◆ Rows from a figure dataset:
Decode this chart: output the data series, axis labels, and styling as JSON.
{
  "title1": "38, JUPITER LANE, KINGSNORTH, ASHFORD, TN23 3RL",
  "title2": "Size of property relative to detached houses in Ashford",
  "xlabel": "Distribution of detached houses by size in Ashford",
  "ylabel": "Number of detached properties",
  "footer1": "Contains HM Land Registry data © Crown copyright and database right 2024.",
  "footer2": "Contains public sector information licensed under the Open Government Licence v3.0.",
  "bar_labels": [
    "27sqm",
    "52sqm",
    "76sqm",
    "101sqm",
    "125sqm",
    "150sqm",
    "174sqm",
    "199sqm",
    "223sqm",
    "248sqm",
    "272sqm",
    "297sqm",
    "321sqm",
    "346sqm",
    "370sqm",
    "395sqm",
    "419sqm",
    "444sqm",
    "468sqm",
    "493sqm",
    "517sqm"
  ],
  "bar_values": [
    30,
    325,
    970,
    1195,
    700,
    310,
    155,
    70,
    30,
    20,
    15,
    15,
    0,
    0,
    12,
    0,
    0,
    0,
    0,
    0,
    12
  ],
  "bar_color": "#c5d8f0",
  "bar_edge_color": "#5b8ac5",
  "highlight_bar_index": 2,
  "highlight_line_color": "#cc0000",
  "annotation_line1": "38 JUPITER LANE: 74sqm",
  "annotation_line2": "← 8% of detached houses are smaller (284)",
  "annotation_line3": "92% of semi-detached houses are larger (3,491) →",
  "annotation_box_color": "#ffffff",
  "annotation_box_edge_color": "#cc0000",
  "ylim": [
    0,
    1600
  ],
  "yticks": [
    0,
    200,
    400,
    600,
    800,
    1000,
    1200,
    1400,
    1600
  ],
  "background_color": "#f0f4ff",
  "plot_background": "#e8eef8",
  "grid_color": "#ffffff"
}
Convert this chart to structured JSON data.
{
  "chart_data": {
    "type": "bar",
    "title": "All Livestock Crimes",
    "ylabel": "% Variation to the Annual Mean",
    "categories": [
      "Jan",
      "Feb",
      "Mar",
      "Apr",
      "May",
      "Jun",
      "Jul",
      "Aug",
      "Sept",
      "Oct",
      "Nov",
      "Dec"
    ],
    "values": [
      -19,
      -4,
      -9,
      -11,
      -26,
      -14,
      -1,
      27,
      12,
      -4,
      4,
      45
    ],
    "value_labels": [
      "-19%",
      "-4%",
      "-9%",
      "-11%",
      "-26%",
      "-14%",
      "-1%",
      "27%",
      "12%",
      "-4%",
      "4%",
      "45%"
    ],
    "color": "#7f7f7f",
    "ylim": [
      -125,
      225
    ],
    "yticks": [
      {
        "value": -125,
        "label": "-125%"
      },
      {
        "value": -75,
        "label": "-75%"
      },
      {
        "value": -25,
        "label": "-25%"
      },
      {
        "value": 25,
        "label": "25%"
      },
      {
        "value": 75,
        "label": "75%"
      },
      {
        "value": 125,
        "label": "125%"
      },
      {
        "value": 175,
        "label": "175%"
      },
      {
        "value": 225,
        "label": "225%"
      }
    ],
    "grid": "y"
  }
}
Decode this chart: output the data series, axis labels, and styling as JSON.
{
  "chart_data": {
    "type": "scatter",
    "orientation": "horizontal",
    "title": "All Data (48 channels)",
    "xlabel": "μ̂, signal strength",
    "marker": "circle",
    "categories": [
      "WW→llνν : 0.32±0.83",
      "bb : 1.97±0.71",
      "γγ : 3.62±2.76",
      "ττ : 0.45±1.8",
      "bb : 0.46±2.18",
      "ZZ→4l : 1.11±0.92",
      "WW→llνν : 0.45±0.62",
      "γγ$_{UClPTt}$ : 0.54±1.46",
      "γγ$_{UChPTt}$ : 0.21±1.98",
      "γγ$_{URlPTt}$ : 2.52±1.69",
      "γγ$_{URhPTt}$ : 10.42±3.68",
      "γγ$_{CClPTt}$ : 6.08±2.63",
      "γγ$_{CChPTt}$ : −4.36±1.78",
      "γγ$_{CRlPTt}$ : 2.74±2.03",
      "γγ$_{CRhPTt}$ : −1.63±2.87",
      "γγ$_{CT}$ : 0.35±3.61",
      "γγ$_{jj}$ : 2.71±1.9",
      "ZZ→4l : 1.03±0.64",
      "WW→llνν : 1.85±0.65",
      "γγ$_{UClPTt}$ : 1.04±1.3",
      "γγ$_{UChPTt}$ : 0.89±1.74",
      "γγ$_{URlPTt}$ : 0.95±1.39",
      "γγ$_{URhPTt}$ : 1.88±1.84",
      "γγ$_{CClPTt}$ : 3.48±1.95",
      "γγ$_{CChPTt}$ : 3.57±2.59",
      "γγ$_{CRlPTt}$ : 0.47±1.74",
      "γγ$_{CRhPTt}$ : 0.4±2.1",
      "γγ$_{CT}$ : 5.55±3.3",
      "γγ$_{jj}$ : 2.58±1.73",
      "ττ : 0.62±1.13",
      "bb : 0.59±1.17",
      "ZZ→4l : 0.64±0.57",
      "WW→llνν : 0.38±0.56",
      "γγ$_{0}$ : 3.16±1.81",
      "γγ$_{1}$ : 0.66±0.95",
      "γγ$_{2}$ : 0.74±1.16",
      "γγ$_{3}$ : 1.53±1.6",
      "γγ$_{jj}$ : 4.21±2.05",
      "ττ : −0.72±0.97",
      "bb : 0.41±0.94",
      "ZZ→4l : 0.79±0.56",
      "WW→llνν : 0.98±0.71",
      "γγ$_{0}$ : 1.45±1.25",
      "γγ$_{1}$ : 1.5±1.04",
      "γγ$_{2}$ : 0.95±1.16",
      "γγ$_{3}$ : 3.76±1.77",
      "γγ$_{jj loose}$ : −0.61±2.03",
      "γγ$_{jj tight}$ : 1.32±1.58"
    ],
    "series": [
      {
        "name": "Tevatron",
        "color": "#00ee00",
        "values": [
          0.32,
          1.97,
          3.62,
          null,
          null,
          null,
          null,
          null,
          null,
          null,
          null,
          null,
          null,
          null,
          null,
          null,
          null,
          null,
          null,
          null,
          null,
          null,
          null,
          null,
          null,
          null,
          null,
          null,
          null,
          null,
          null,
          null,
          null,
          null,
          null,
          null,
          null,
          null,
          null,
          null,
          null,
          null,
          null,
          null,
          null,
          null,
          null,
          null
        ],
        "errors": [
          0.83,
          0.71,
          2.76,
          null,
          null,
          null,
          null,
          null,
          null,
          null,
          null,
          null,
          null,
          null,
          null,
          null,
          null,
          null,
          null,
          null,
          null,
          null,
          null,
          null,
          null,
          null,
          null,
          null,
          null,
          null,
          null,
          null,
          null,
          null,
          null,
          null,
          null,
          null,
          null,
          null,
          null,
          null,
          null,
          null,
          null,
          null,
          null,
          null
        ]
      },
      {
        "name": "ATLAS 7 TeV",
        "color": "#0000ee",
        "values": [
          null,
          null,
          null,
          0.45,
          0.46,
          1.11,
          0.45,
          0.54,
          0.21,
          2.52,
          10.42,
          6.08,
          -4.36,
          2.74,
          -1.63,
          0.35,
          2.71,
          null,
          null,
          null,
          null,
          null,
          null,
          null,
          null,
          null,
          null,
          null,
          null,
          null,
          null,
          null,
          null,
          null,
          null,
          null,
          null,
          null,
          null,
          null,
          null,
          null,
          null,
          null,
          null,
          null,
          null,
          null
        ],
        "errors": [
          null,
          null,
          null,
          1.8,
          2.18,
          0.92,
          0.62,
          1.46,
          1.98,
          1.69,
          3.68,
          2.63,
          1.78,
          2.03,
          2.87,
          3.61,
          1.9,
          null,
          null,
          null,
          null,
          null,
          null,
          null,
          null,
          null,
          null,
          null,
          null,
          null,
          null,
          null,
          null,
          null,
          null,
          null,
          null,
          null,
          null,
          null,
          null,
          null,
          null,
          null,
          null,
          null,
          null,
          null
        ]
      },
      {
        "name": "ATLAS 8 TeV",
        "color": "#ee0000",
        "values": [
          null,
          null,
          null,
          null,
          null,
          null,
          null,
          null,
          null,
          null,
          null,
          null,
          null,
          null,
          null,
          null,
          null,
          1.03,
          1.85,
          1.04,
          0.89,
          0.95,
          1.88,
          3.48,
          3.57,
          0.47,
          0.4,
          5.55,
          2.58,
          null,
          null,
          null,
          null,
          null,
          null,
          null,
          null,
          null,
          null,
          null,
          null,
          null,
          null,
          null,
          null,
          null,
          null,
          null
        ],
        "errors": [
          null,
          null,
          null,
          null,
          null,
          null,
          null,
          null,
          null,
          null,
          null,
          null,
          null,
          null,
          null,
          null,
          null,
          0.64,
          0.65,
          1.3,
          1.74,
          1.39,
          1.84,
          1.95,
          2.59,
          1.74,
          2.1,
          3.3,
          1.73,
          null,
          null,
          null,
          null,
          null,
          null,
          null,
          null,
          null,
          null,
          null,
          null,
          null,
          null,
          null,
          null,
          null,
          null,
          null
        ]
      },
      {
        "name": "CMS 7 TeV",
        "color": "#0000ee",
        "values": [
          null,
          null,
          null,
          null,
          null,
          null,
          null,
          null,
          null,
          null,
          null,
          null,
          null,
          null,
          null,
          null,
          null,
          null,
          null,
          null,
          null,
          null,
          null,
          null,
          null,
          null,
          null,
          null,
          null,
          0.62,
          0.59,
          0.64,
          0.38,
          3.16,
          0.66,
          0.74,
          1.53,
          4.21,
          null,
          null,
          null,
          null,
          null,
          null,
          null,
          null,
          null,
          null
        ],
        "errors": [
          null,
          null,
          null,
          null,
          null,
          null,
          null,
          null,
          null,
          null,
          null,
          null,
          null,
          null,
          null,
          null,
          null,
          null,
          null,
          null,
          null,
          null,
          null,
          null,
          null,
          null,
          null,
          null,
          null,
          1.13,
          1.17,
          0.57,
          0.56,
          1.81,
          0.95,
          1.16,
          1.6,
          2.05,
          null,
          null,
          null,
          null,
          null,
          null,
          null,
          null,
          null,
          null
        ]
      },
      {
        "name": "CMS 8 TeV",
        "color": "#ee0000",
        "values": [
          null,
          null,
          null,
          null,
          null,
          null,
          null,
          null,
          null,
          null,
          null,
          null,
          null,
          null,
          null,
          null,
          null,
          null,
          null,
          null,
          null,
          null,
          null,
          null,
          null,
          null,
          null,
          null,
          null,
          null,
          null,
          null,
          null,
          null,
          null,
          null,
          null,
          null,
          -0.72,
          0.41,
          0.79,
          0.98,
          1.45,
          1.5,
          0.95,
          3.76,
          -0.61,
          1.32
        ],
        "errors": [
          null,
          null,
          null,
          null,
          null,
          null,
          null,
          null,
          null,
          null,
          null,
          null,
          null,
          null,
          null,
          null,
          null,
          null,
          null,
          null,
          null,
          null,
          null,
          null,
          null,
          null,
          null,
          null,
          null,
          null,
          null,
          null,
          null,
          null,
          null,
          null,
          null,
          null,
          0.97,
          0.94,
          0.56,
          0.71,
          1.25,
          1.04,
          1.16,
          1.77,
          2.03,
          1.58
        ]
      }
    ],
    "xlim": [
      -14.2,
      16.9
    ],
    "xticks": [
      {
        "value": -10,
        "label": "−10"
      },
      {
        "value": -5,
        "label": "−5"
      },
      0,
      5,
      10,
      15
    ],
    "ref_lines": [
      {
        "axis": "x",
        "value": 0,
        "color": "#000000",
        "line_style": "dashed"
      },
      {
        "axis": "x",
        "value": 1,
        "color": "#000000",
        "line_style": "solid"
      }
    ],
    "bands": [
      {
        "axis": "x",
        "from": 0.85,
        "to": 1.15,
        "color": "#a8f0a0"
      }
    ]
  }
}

◆ Task: Scan the data for the word "ylabel" and copy every line where it shows up.

◆ Solution to the exercise:
  "ylabel": "Number of detached properties",
    "ylabel": "% Variation to the Annual Mean",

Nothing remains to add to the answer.